▶ Dataset
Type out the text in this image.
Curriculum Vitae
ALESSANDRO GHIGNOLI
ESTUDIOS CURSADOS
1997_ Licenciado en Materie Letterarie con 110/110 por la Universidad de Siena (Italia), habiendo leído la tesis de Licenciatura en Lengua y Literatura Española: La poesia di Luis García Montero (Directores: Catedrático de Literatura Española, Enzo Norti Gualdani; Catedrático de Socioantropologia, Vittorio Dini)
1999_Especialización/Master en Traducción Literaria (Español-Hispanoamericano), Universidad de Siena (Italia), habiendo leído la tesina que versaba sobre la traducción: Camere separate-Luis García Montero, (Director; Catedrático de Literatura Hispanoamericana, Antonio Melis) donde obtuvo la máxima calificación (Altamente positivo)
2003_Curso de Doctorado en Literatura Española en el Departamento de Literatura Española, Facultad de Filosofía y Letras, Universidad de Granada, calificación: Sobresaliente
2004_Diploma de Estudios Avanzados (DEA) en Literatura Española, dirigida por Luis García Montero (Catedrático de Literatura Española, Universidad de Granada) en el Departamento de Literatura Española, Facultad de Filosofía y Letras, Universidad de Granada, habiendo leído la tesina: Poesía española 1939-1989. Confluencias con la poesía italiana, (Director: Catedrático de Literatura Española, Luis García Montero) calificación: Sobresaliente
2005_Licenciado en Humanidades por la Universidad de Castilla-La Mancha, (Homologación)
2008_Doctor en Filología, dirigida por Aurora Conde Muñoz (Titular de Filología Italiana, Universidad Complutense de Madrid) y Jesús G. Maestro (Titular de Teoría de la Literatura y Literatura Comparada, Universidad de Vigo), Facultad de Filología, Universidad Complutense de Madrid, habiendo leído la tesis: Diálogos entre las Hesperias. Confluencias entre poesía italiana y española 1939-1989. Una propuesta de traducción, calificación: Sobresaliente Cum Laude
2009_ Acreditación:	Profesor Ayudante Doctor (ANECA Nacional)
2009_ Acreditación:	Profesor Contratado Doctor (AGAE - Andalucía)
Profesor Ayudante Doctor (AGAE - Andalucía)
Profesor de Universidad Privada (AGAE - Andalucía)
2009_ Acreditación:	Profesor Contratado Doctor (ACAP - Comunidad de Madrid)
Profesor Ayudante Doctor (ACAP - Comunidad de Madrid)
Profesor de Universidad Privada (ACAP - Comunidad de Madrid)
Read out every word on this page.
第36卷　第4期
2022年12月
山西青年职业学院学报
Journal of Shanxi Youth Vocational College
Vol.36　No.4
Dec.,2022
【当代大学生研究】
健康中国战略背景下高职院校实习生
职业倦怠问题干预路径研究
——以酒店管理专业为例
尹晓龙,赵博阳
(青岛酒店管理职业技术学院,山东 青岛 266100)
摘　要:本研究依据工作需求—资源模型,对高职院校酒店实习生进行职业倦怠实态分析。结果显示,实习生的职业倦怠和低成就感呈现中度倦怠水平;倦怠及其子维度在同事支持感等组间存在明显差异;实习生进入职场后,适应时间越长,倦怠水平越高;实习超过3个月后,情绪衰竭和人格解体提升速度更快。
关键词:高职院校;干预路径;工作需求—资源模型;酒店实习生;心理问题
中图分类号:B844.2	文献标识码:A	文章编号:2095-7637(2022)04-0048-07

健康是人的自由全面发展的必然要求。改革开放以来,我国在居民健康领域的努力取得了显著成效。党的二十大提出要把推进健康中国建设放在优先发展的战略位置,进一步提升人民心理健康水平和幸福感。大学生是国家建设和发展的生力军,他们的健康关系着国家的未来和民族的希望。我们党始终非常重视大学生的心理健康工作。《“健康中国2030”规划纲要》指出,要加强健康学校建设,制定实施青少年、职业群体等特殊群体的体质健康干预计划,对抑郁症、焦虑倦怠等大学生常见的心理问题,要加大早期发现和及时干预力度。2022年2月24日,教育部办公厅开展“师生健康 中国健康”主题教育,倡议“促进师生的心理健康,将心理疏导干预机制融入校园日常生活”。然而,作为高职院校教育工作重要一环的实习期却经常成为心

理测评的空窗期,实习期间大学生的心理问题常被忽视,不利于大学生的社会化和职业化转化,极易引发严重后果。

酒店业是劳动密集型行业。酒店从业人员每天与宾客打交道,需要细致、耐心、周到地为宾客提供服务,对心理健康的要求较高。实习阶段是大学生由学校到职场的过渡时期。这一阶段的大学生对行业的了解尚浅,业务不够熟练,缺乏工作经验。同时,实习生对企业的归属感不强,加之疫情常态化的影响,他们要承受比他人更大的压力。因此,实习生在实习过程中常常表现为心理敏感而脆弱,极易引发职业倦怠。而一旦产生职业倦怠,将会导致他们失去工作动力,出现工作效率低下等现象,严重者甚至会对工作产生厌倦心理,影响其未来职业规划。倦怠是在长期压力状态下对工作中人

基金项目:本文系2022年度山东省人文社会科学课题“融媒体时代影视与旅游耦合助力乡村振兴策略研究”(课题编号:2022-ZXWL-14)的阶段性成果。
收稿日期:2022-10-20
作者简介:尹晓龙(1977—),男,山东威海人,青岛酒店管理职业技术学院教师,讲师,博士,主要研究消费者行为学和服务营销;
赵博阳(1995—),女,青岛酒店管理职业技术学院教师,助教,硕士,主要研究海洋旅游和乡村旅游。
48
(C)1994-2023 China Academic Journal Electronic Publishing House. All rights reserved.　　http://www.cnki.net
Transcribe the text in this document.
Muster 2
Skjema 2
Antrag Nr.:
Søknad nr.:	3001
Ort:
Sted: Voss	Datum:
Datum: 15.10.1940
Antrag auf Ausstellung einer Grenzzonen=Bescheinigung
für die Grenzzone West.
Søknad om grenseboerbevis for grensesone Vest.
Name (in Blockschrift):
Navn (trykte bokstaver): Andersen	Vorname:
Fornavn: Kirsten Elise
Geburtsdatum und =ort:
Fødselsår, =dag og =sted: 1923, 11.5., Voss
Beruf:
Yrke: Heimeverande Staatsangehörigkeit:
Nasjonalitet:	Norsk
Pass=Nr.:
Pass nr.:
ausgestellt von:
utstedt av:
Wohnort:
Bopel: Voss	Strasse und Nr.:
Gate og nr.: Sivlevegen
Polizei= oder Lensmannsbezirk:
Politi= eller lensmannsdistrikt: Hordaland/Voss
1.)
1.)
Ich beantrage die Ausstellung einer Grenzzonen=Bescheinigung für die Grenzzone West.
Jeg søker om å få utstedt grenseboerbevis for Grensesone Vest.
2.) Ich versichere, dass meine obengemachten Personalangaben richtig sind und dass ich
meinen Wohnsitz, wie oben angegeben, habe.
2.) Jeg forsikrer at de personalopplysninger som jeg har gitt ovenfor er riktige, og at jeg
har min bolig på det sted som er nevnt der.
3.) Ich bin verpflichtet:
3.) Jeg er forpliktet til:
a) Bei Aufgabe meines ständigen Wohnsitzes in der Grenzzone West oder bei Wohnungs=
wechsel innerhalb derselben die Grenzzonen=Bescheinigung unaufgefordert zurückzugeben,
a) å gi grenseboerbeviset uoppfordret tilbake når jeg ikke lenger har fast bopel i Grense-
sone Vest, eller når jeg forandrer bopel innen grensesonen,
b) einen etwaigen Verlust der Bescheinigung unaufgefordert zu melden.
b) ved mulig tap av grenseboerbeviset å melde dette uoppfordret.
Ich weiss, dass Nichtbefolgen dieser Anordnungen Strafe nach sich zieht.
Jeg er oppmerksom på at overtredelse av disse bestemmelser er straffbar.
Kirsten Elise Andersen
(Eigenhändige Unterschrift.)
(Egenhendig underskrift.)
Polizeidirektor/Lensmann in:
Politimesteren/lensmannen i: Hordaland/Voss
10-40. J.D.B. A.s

▶ Aim of the exercise
Your task is to print all of the records exactly.

▶ Output of the exercise
Type out the text in this image.
Curriculum Vitae
ALESSANDRO GHIGNOLI
ESTUDIOS CURSADOS
1997_ Licenciado en Materie Letterarie con 110/110 por la Universidad de Siena (Italia), habiendo leído la tesis de Licenciatura en Lengua y Literatura Española: La poesia di Luis García Montero (Directores: Catedrático de Literatura Española, Enzo Norti Gualdani; Catedrático de Socioantropologia, Vittorio Dini)
1999_Especialización/Master en Traducción Literaria (Español-Hispanoamericano), Universidad de Siena (Italia), habiendo leído la tesina que versaba sobre la traducción: Camere separate-Luis García Montero, (Director; Catedrático de Literatura Hispanoamericana, Antonio Melis) donde obtuvo la máxima calificación (Altamente positivo)
2003_Curso de Doctorado en Literatura Española en el Departamento de Literatura Española, Facultad de Filosofía y Letras, Universidad de Granada, calificación: Sobresaliente
2004_Diploma de Estudios Avanzados (DEA) en Literatura Española, dirigida por Luis García Montero (Catedrático de Literatura Española, Universidad de Granada) en el Departamento de Literatura Española, Facultad de Filosofía y Letras, Universidad de Granada, habiendo leído la tesina: Poesía española 1939-1989. Confluencias con la poesía italiana, (Director: Catedrático de Literatura Española, Luis García Montero) calificación: Sobresaliente
2005_Licenciado en Humanidades por la Universidad de Castilla-La Mancha, (Homologación)
2008_Doctor en Filología, dirigida por Aurora Conde Muñoz (Titular de Filología Italiana, Universidad Complutense de Madrid) y Jesús G. Maestro (Titular de Teoría de la Literatura y Literatura Comparada, Universidad de Vigo), Facultad de Filología, Universidad Complutense de Madrid, habiendo leído la tesis: Diálogos entre las Hesperias. Confluencias entre poesía italiana y española 1939-1989. Una propuesta de traducción, calificación: Sobresaliente Cum Laude
2009_ Acreditación:	Profesor Ayudante Doctor (ANECA Nacional)
2009_ Acreditación:	Profesor Contratado Doctor (AGAE - Andalucía)
Profesor Ayudante Doctor (AGAE - Andalucía)
Profesor de Universidad Privada (AGAE - Andalucía)
2009_ Acreditación:	Profesor Contratado Doctor (ACAP - Comunidad de Madrid)
Profesor Ayudante Doctor (ACAP - Comunidad de Madrid)
Profesor de Universidad Privada (ACAP - Comunidad de Madrid)
Read out every word on this page.
第36卷　第4期
2022年12月
山西青年职业学院学报
Journal of Shanxi Youth Vocational College
Vol.36　No.4
Dec.,2022
【当代大学生研究】
健康中国战略背景下高职院校实习生
职业倦怠问题干预路径研究
——以酒店管理专业为例
尹晓龙,赵博阳
(青岛酒店管理职业技术学院,山东 青岛 266100)
摘　要:本研究依据工作需求—资源模型,对高职院校酒店实习生进行职业倦怠实态分析。结果显示,实习生的职业倦怠和低成就感呈现中度倦怠水平;倦怠及其子维度在同事支持感等组间存在明显差异;实习生进入职场后,适应时间越长,倦怠水平越高;实习超过3个月后,情绪衰竭和人格解体提升速度更快。
关键词:高职院校;干预路径;工作需求—资源模型;酒店实习生;心理问题
中图分类号:B844.2	文献标识码:A	文章编号:2095-7637(2022)04-0048-07

健康是人的自由全面发展的必然要求。改革开放以来,我国在居民健康领域的努力取得了显著成效。党的二十大提出要把推进健康中国建设放在优先发展的战略位置,进一步提升人民心理健康水平和幸福感。大学生是国家建设和发展的生力军,他们的健康关系着国家的未来和民族的希望。我们党始终非常重视大学生的心理健康工作。《“健康中国2030”规划纲要》指出,要加强健康学校建设,制定实施青少年、职业群体等特殊群体的体质健康干预计划,对抑郁症、焦虑倦怠等大学生常见的心理问题,要加大早期发现和及时干预力度。2022年2月24日,教育部办公厅开展“师生健康 中国健康”主题教育,倡议“促进师生的心理健康,将心理疏导干预机制融入校园日常生活”。然而,作为高职院校教育工作重要一环的实习期却经常成为心

理测评的空窗期,实习期间大学生的心理问题常被忽视,不利于大学生的社会化和职业化转化,极易引发严重后果。

酒店业是劳动密集型行业。酒店从业人员每天与宾客打交道,需要细致、耐心、周到地为宾客提供服务,对心理健康的要求较高。实习阶段是大学生由学校到职场的过渡时期。这一阶段的大学生对行业的了解尚浅,业务不够熟练,缺乏工作经验。同时,实习生对企业的归属感不强,加之疫情常态化的影响,他们要承受比他人更大的压力。因此,实习生在实习过程中常常表现为心理敏感而脆弱,极易引发职业倦怠。而一旦产生职业倦怠,将会导致他们失去工作动力,出现工作效率低下等现象,严重者甚至会对工作产生厌倦心理,影响其未来职业规划。倦怠是在长期压力状态下对工作中人

基金项目:本文系2022年度山东省人文社会科学课题“融媒体时代影视与旅游耦合助力乡村振兴策略研究”(课题编号:2022-ZXWL-14)的阶段性成果。
收稿日期:2022-10-20
作者简介:尹晓龙(1977—),男,山东威海人,青岛酒店管理职业技术学院教师,讲师,博士,主要研究消费者行为学和服务营销;
赵博阳(1995—),女,青岛酒店管理职业技术学院教师,助教,硕士,主要研究海洋旅游和乡村旅游。
48
(C)1994-2023 China Academic Journal Electronic Publishing House. All rights reserved.　　http://www.cnki.net
Transcribe the text in this document.
Muster 2
Skjema 2
Antrag Nr.:
Søknad nr.:	3001
Ort:
Sted: Voss	Datum:
Datum: 15.10.1940
Antrag auf Ausstellung einer Grenzzonen=Bescheinigung
für die Grenzzone West.
Søknad om grenseboerbevis for grensesone Vest.
Name (in Blockschrift):
Navn (trykte bokstaver): Andersen	Vorname:
Fornavn: Kirsten Elise
Geburtsdatum und =ort:
Fødselsår, =dag og =sted: 1923, 11.5., Voss
Beruf:
Yrke: Heimeverande Staatsangehörigkeit:
Nasjonalitet:	Norsk
Pass=Nr.:
Pass nr.:
ausgestellt von:
utstedt av:
Wohnort:
Bopel: Voss	Strasse und Nr.:
Gate og nr.: Sivlevegen
Polizei= oder Lensmannsbezirk:
Politi= eller lensmannsdistrikt: Hordaland/Voss
1.)
1.)
Ich beantrage die Ausstellung einer Grenzzonen=Bescheinigung für die Grenzzone West.
Jeg søker om å få utstedt grenseboerbevis for Grensesone Vest.
2.) Ich versichere, dass meine obengemachten Personalangaben richtig sind und dass ich
meinen Wohnsitz, wie oben angegeben, habe.
2.) Jeg forsikrer at de personalopplysninger som jeg har gitt ovenfor er riktige, og at jeg
har min bolig på det sted som er nevnt der.
3.) Ich bin verpflichtet:
3.) Jeg er forpliktet til:
a) Bei Aufgabe meines ständigen Wohnsitzes in der Grenzzone West oder bei Wohnungs=
wechsel innerhalb derselben die Grenzzonen=Bescheinigung unaufgefordert zurückzugeben,
a) å gi grenseboerbeviset uoppfordret tilbake når jeg ikke lenger har fast bopel i Grense-
sone Vest, eller når jeg forandrer bopel innen grensesonen,
b) einen etwaigen Verlust der Bescheinigung unaufgefordert zu melden.
b) ved mulig tap av grenseboerbeviset å melde dette uoppfordret.
Ich weiss, dass Nichtbefolgen dieser Anordnungen Strafe nach sich zieht.
Jeg er oppmerksom på at overtredelse av disse bestemmelser er straffbar.
Kirsten Elise Andersen
(Eigenhändige Unterschrift.)
(Egenhendig underskrift.)
Polizeidirektor/Lensmann in:
Politimesteren/lensmannen i: Hordaland/Voss
10-40. J.D.B. A.s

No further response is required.